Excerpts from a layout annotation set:
-*-*-
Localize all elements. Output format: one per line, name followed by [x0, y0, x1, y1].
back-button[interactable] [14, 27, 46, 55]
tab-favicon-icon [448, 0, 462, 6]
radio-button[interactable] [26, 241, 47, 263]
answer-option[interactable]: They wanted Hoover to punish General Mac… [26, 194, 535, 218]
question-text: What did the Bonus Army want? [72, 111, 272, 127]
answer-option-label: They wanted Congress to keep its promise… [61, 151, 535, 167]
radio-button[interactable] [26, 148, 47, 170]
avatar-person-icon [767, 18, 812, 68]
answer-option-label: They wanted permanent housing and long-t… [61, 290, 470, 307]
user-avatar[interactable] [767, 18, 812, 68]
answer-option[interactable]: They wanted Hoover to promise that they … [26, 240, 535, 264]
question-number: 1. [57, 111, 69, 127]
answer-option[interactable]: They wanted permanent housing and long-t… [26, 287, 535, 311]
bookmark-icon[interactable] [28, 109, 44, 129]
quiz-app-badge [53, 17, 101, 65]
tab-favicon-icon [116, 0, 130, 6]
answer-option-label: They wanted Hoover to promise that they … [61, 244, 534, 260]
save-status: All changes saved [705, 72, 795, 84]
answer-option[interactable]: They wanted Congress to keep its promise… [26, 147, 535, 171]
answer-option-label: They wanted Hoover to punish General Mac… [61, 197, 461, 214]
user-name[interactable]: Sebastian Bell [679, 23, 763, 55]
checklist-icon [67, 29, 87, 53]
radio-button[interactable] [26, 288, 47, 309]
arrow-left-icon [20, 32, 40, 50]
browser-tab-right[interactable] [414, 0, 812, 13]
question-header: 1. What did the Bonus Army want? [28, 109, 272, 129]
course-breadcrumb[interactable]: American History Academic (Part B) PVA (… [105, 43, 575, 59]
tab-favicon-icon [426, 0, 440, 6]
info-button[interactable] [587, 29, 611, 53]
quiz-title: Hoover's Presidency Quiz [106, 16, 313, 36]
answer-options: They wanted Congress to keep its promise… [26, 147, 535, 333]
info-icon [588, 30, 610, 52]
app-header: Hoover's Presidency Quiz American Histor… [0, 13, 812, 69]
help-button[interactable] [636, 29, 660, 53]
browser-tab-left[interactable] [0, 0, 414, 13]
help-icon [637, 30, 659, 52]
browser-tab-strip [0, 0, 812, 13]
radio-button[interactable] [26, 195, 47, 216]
-*-*-
-- Exercise brief --
Please convert every line of the records into a JSON list of strings, with one string per line and blank lines omitted.

-- Exercise output --
[
  "Localize all elements. Output format: one per line, name followed by [x0, y0, x1, y1].",
  "back-button[interactable] [14, 27, 46, 55]",
  "tab-favicon-icon [448, 0, 462, 6]",
  "radio-button[interactable] [26, 241, 47, 263]",
  "answer-option[interactable]: They wanted Hoover to punish General Mac… [26, 194, 535, 218]",
  "question-text: What did the Bonus Army want? [72, 111, 272, 127]",
  "answer-option-label: They wanted Congress to keep its promise… [61, 151, 535, 167]",
  "radio-button[interactable] [26, 148, 47, 170]",
  "avatar-person-icon [767, 18, 812, 68]",
  "answer-option-label: They wanted permanent housing and long-t… [61, 290, 470, 307]",
  "user-avatar[interactable] [767, 18, 812, 68]",
  "answer-option[interactable]: They wanted Hoover to promise that they … [26, 240, 535, 264]",
  "question-number: 1. [57, 111, 69, 127]",
  "answer-option[interactable]: They wanted permanent housing and long-t… [26, 287, 535, 311]",
  "bookmark-icon[interactable] [28, 109, 44, 129]",
  "quiz-app-badge [53, 17, 101, 65]",
  "tab-favicon-icon [116, 0, 130, 6]",
  "answer-option-label: They wanted Hoover to promise that they … [61, 244, 534, 260]",
  "save-status: All changes saved [705, 72, 795, 84]",
  "answer-option[interactable]: They wanted Congress to keep its promise… [26, 147, 535, 171]",
  "answer-option-label: They wanted Hoover to punish General Mac… [61, 197, 461, 214]",
  "user-name[interactable]: Sebastian Bell [679, 23, 763, 55]",
  "checklist-icon [67, 29, 87, 53]",
  "radio-button[interactable] [26, 288, 47, 309]",
  "arrow-left-icon [20, 32, 40, 50]",
  "browser-tab-right[interactable] [414, 0, 812, 13]",
  "question-header: 1. What did the Bonus Army want? [28, 109, 272, 129]",
  "course-breadcrumb[interactable]: American History Academic (Part B) PVA (… [105, 43, 575, 59]",
  "tab-favicon-icon [426, 0, 440, 6]",
  "info-button[interactable] [587, 29, 611, 53]",
  "quiz-title: Hoover's Presidency Quiz [106, 16, 313, 36]",
  "answer-options: They wanted Congress to keep its promise… [26, 147, 535, 333]",
  "info-icon [588, 30, 610, 52]",
  "app-header: Hoover's Presidency Quiz American Histor… [0, 13, 812, 69]",
  "help-button[interactable] [636, 29, 660, 53]",
  "browser-tab-left[interactable] [0, 0, 414, 13]",
  "help-icon [637, 30, 659, 52]",
  "browser-tab-strip [0, 0, 812, 13]",
  "radio-button[interactable] [26, 195, 47, 216]"
]